» **WHAT YOU NEED TO DO**:
1 > Decide whether each statement below agrees with the text on staking rewards, answering yes or no and quoting the words of the text that settle it: (a) a CSDT position gives at most 66% of the asset's value in liquid USD value; (b) XAR will issue a generic CSCT token; (c) a short position begins with buying the asset.
2 > Write the next part of the text on staking rewards, picking up after its final sentence.
── EXTRACT ──
To understand how to protect your staking rewards, we need to explain a few trading and finance terms first.
If you take a long position in an asset, you probably believe that the asset you are holding will increase in value against another asset. If you buy an asset at $1, and you believe it will go to $2, you go long that asset against the USD. To hold a long position in an asset, you usually have to buy the asset.
In a short position, you probably believe that the asset will decrease in value against another asset. If the asset is currently at $1, and you believe it will go down to $0.50, you can go short that asset against USD. To have a short position, you borrow the asset now, and sell it immediately at the current price. Later you buy the asset at the lower price and return it to where you borrowed it from.
A stop loss protects you from losses should the price decrease beyond a certain point. If you are long an asset, and the asset is currently $1, you could put a stop loss at $0.75. If the price increases the stop loss isn’t triggered. If the price decreases to $0.75, the stop loss is triggered and the asset is sold. Stop losses protect your position.
If you are long an asset, you have the asset in your possession. You can use this asset only for its intended purposes. Your investment into the asset is locked up, so you cannot use it for any other purpose. If you buy an asset at $1, you have the asset, but you don’t have the $1.
With XAR, you will be able to use this locked up investment of $1 as collateral.
If you are long an asset, you would possibly like to use the asset as collateral, so that you can borrow another asset. For example, if you are long asset A, you could use it as collateral to borrow $1. This allows you to get liquidity from your long position.
If you are long an asset, you can protect yourself against losses with a stop loss, and can provide yourself additional liquidity with collateralized lending.
CSCTs are collateralized stable currency tokens, this is the collective term for all stable currency tokens created by XAR. No generic CSCT tokens will be issued, but there will be a range of different CSCTs based on different currencies.
With XAR you can create collateralized stable currency tokens (CSCTs), for example the CSDT (Collateralized stable Dollar token) and the CSET (Collateralized stable Euro token). Your CSDT is created on XAR according to this decentralized process and is used to secure the network as well as offer the owner returns (up to 30% per annum*) through XAR’s DeFi product offerings.
CSDT is a sustainable, non inflationary staking solution. With a CSDT position, you take an asset that you are long on and use it as collateral. This gives you a maximum of 66% of the asset’s value in liquid USD value, in the form of CSDT. You still own your long asset that you have used as collateral. Should the price of the asset fall to below the asset’s value, you will still have your USD value (however the asset is sold, like in a stop loss), and if the price stays the same or increases, you have liquidity. This is very important, as seen below:
A quick comparison of CSDT to traditional staking is required to understand the benefits of CSDT. Staking plays a very important role in securing the network.
Staking in its current form is unsustainable, and inflationary. This means it creates more supply out of nothing. If there are currently 10 tokens, and inflation is 10%, there will be 11 tokens. When supply increases, price decreases. So if there are only 10 tokens and the price per token is $1, the total available USD for this token is $10. If you increase it to 11, with no additional new source of USD, the price would change to $0.91 This is disadvantageous to early holders, who end up paying more per unit in an increasing supply.
───
── RECORD LIST ──
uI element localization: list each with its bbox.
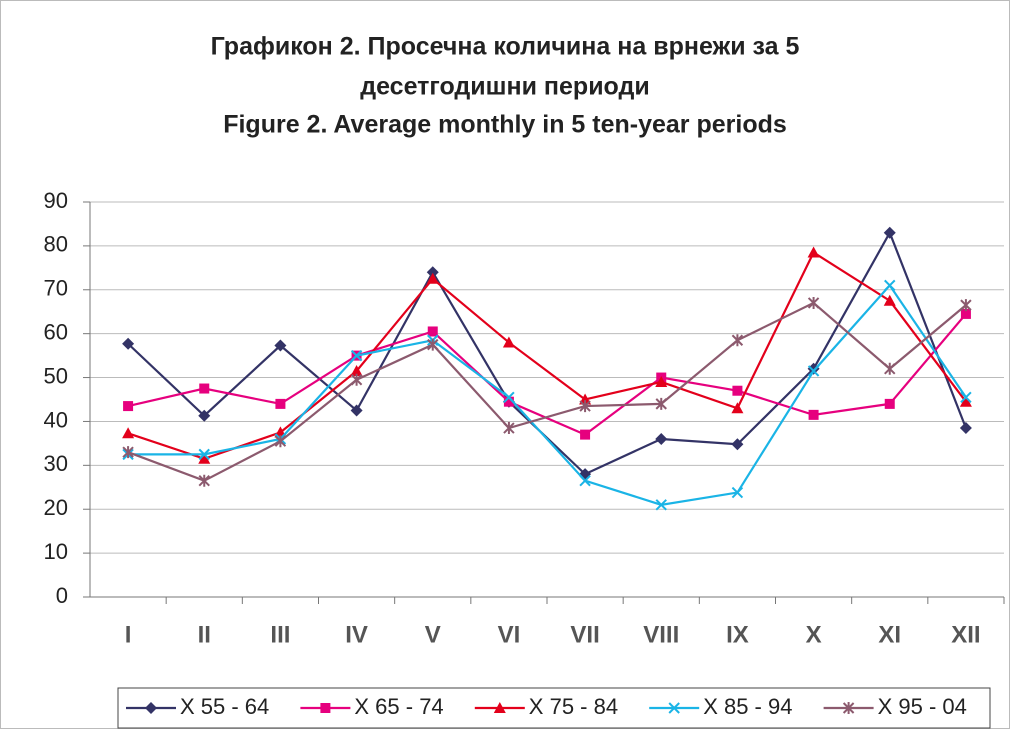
- y-tick-label: 80: [44, 232, 68, 257]
- marker: [503, 396, 514, 407]
- marker: [959, 395, 972, 407]
- legend-label: X 95 - 04: [878, 694, 967, 719]
- legend-label: X 75 - 84: [529, 694, 618, 719]
- x-tick-label: XII: [951, 621, 980, 648]
- marker: [123, 401, 134, 412]
- marker: [731, 334, 744, 347]
- marker: [808, 409, 819, 420]
- legend-label: X 65 - 74: [354, 694, 443, 719]
- marker: [807, 296, 820, 309]
- marker: [959, 422, 972, 435]
- marker: [731, 486, 744, 499]
- marker: [884, 398, 895, 409]
- marker: [493, 702, 506, 713]
- series-line: [128, 283, 967, 506]
- marker: [145, 702, 157, 714]
- marker: [807, 362, 820, 375]
- marker: [427, 326, 438, 337]
- marker: [960, 299, 972, 312]
- marker: [883, 226, 896, 239]
- marker: [427, 338, 439, 351]
- y-tick-label: 90: [44, 188, 68, 213]
- y-tick-label: 40: [44, 407, 68, 432]
- marker: [807, 365, 820, 377]
- marker: [732, 385, 743, 396]
- x-tick-label: X: [806, 621, 822, 648]
- x-tick-label: III: [270, 621, 290, 648]
- x-tick-label: VI: [498, 621, 521, 648]
- legend-label: X 85 - 94: [703, 694, 792, 719]
- marker: [350, 373, 363, 386]
- series-line: [127, 250, 967, 460]
- marker: [579, 400, 591, 413]
- marker: [198, 409, 211, 422]
- marker: [731, 438, 744, 451]
- marker: [668, 702, 680, 714]
- series-line: [127, 301, 967, 482]
- marker: [350, 364, 363, 376]
- marker: [198, 452, 211, 464]
- marker: [655, 375, 668, 387]
- y-tick-label: 70: [44, 276, 68, 301]
- y-tick-label: 20: [44, 495, 68, 520]
- x-tick-label: IV: [345, 621, 368, 648]
- y-tick-label: 0: [56, 583, 68, 608]
- marker: [274, 339, 287, 352]
- marker: [275, 398, 286, 409]
- marker: [842, 702, 855, 714]
- marker: [655, 433, 668, 445]
- marker: [199, 383, 210, 394]
- x-tick-label: VII: [570, 621, 599, 648]
- marker: [655, 499, 667, 511]
- marker: [503, 391, 515, 404]
- y-tick-label: 10: [44, 539, 68, 564]
- chart-title-en: Figure 2. Average monthly in 5 ten-year …: [223, 111, 787, 139]
- marker: [960, 391, 972, 404]
- chart-subtitle: десетгодишни периоди: [360, 73, 650, 101]
- marker: [502, 336, 515, 348]
- marker: [426, 272, 439, 284]
- marker: [960, 308, 971, 319]
- x-tick-label: VIII: [643, 621, 679, 648]
- marker: [320, 703, 331, 713]
- marker: [579, 474, 591, 487]
- y-tick-label: 30: [44, 451, 68, 476]
- marker: [122, 427, 135, 439]
- marker: [122, 337, 135, 350]
- x-tick-label: II: [198, 621, 211, 648]
- marker: [883, 294, 896, 306]
- marker: [198, 448, 210, 461]
- x-tick-label: V: [425, 621, 441, 648]
- x-tick-label: I: [125, 621, 132, 648]
- marker: [580, 429, 591, 440]
- marker: [884, 362, 896, 375]
- marker: [807, 246, 820, 258]
- marker: [884, 279, 896, 292]
- y-tick-label: 60: [44, 319, 68, 344]
- marker: [655, 397, 667, 410]
- chart-title: Графикон 2. Просечна количина на врнежи …: [211, 33, 800, 61]
- x-tick-label: XI: [878, 621, 901, 648]
- marker: [350, 349, 363, 362]
- marker: [198, 474, 210, 487]
- y-tick-label: 50: [44, 363, 68, 388]
- marker: [122, 446, 134, 459]
- marker: [731, 402, 744, 414]
- legend-label: X 55 - 64: [180, 694, 269, 719]
- marker: [426, 266, 439, 279]
- marker: [274, 435, 287, 448]
- marker: [350, 404, 363, 417]
- x-tick-label: IX: [726, 621, 749, 648]
- marker: [503, 422, 515, 435]
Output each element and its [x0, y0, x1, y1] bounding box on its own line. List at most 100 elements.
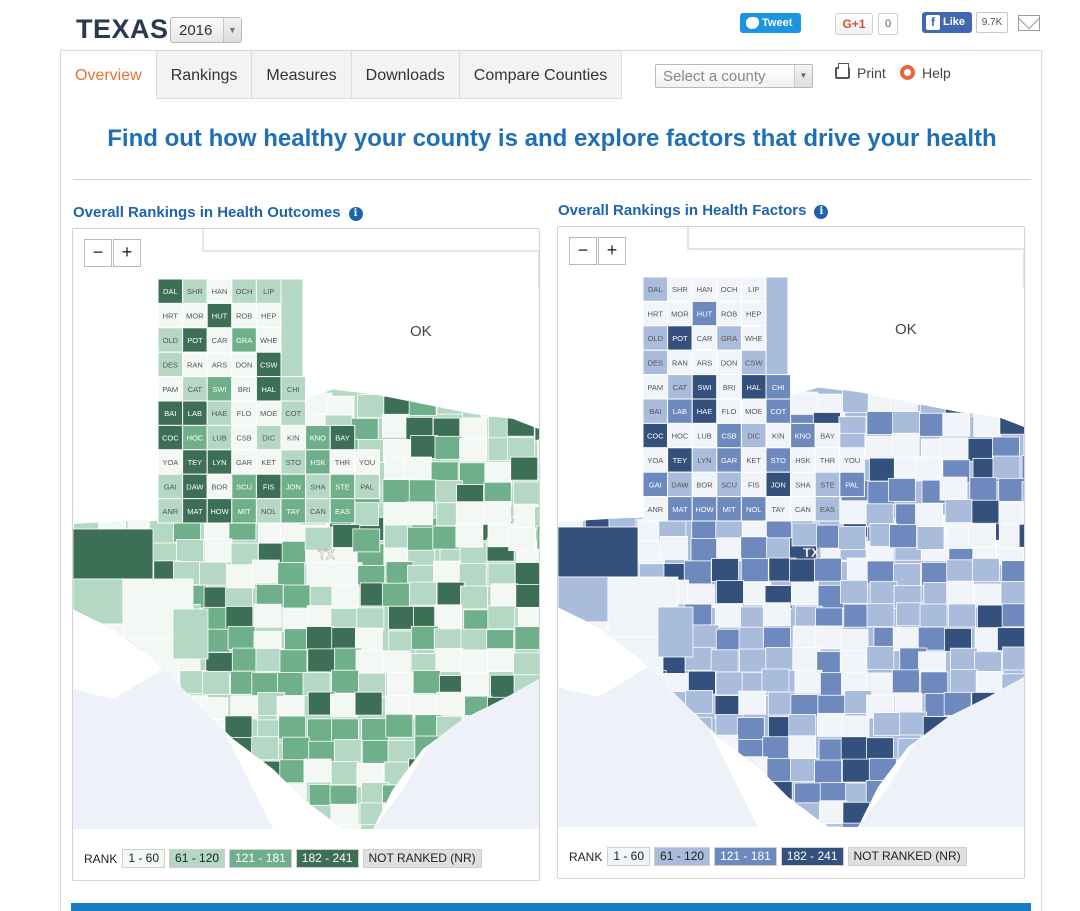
───
» **TASK-BY-TASK RESULTS**:
1 >
(a) Yes: "This gives you a maximum of 66% of the asset’s value in liquid USD value, in the form of CSDT."
(b) No: "No generic CSCT tokens will be issued"
(c) No: "To have a short position, you borrow the asset now, and sell it immediately at the current price."

2 >
Inflationary staking is unsustainable. If your inflation is 10%, and you have a capped supply so that you can only create 10% more tokens, no more tokens can be created after that point. This means that the incentive to continue earning lifetime rewards disappears.
CSDT solves both of these problems. It protects your downside and provides you with liquidity.
CSDT is a sustainable, non-inflationary staking solution. CSDT is a long and a stop loss, with immediate liquidity.
XAR Network is a permission-less decentralized network. Anyone is free to use the network and in turn the products built on top of it. Anyone is able to use the range of CSCTs and to use XAR to create tokens (however there is a fee paid to the network in this regard).
You can use XAR to create a collateralized stable token in your desired currency. Currently XAR supports the USD, in the form of the CSDT (Collateralized stable Dollar token). In future XAR will add additional currency pairs, for example: Euro would be represented by the CSET, ZAR by the CSZT, and so on.
The XAR model allows you to get short term liquidity based off of your assets, without selling your assets – and you are able to choose when you want to settle your debt. XAR does not have time limits or monthly repayment terms, you can repay as you choose (or not at all – if you are willing to lose the underlying asset in the event of a liquidation). This is done in a decentralized manner, making sure no one single counterparty has control.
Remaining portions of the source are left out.